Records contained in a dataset
________________________________________
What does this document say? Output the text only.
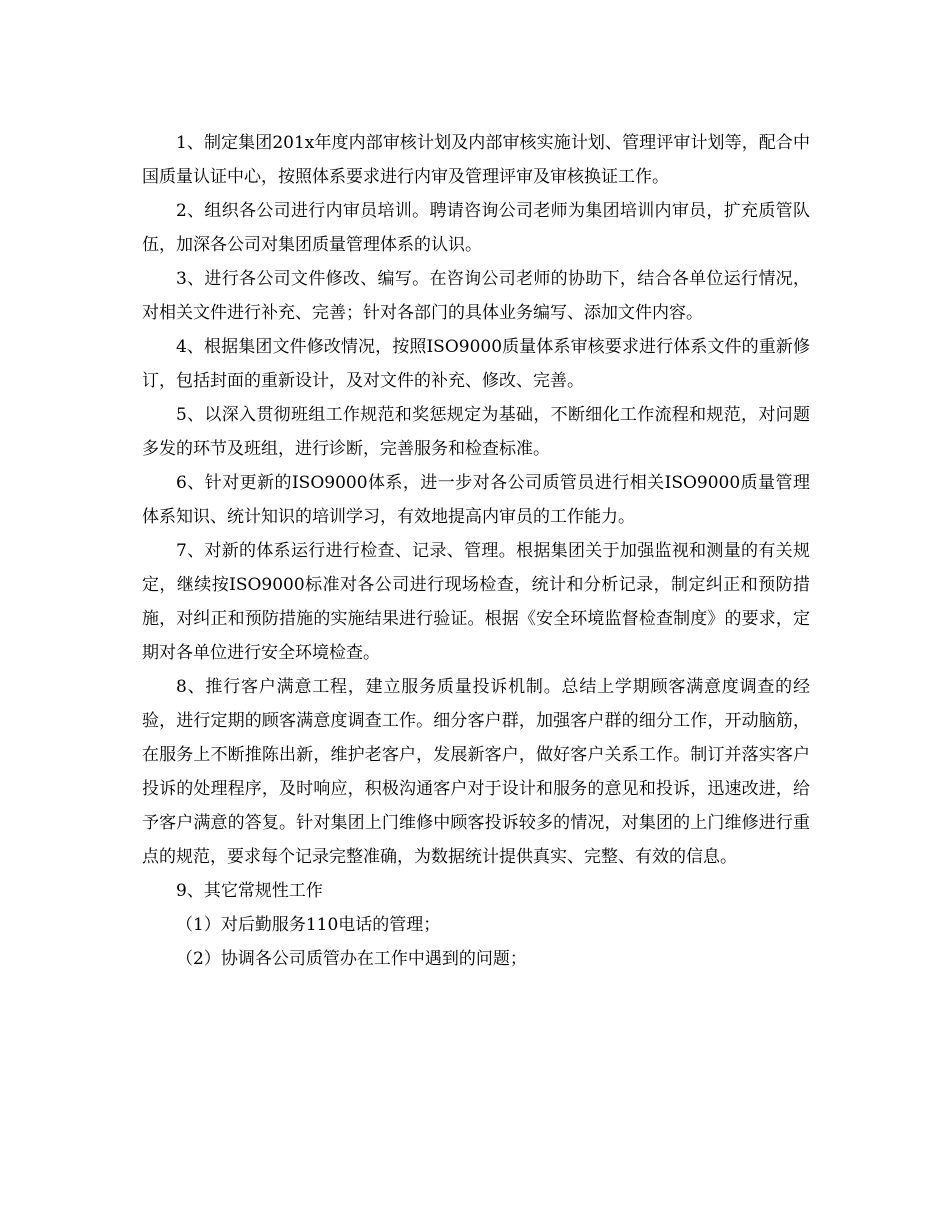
1、制定集团201x年度内部审核计划及内部审核实施计划、管理评审计划等，配合中国质量认证中心，按照体系要求进行内审及管理评审及审核换证工作。

2、组织各公司进行内审员培训。聘请咨询公司老师为集团培训内审员，扩充质管队伍，加深各公司对集团质量管理体系的认识。

3、进行各公司文件修改、编写。在咨询公司老师的协助下，结合各单位运行情况，对相关文件进行补充、完善；针对各部门的具体业务编写、添加文件内容。

4、根据集团文件修改情况，按照ISO9000质量体系审核要求进行体系文件的重新修订，包括封面的重新设计，及对文件的补充、修改、完善。

5、以深入贯彻班组工作规范和奖惩规定为基础，不断细化工作流程和规范，对问题多发的环节及班组，进行诊断，完善服务和检查标准。

6、针对更新的ISO9000体系，进一步对各公司质管员进行相关ISO9000质量管理体系知识、统计知识的培训学习，有效地提高内审员的工作能力。

7、对新的体系运行进行检查、记录、管理。根据集团关于加强监视和测量的有关规定，继续按ISO9000标准对各公司进行现场检查，统计和分析记录，制定纠正和预防措施，对纠正和预防措施的实施结果进行验证。根据《安全环境监督检查制度》的要求，定期对各单位进行安全环境检查。

8、推行客户满意工程，建立服务质量投诉机制。总结上学期顾客满意度调查的经验，进行定期的顾客满意度调查工作。细分客户群，加强客户群的细分工作，开动脑筋，在服务上不断推陈出新，维护老客户，发展新客户，做好客户关系工作。制订并落实客户投诉的处理程序，及时响应，积极沟通客户对于设计和服务的意见和投诉，迅速改进，给予客户满意的答复。针对集团上门维修中顾客投诉较多的情况，对集团的上门维修进行重点的规范，要求每个记录完整准确，为数据统计提供真实、完整、有效的信息。

9、其它常规性工作

（1）对后勤服务110电话的管理；

（2）协调各公司质管办在工作中遇到的问题；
________________________________________
SHORT EXERCISE
Copy the records exactly. Skip the pictures.

SOLVED EXERCISE
What does this document say? Output the text only.
1、制定集团201x年度内部审核计划及内部审核实施计划、管理评审计划等，配合中国质量认证中心，按照体系要求进行内审及管理评审及审核换证工作。

2、组织各公司进行内审员培训。聘请咨询公司老师为集团培训内审员，扩充质管队伍，加深各公司对集团质量管理体系的认识。

3、进行各公司文件修改、编写。在咨询公司老师的协助下，结合各单位运行情况，对相关文件进行补充、完善；针对各部门的具体业务编写、添加文件内容。

4、根据集团文件修改情况，按照ISO9000质量体系审核要求进行体系文件的重新修订，包括封面的重新设计，及对文件的补充、修改、完善。

5、以深入贯彻班组工作规范和奖惩规定为基础，不断细化工作流程和规范，对问题多发的环节及班组，进行诊断，完善服务和检查标准。

6、针对更新的ISO9000体系，进一步对各公司质管员进行相关ISO9000质量管理体系知识、统计知识的培训学习，有效地提高内审员的工作能力。

7、对新的体系运行进行检查、记录、管理。根据集团关于加强监视和测量的有关规定，继续按ISO9000标准对各公司进行现场检查，统计和分析记录，制定纠正和预防措施，对纠正和预防措施的实施结果进行验证。根据《安全环境监督检查制度》的要求，定期对各单位进行安全环境检查。

8、推行客户满意工程，建立服务质量投诉机制。总结上学期顾客满意度调查的经验，进行定期的顾客满意度调查工作。细分客户群，加强客户群的细分工作，开动脑筋，在服务上不断推陈出新，维护老客户，发展新客户，做好客户关系工作。制订并落实客户投诉的处理程序，及时响应，积极沟通客户对于设计和服务的意见和投诉，迅速改进，给予客户满意的答复。针对集团上门维修中顾客投诉较多的情况，对集团的上门维修进行重点的规范，要求每个记录完整准确，为数据统计提供真实、完整、有效的信息。

9、其它常规性工作

（1）对后勤服务110电话的管理；

（2）协调各公司质管办在工作中遇到的问题；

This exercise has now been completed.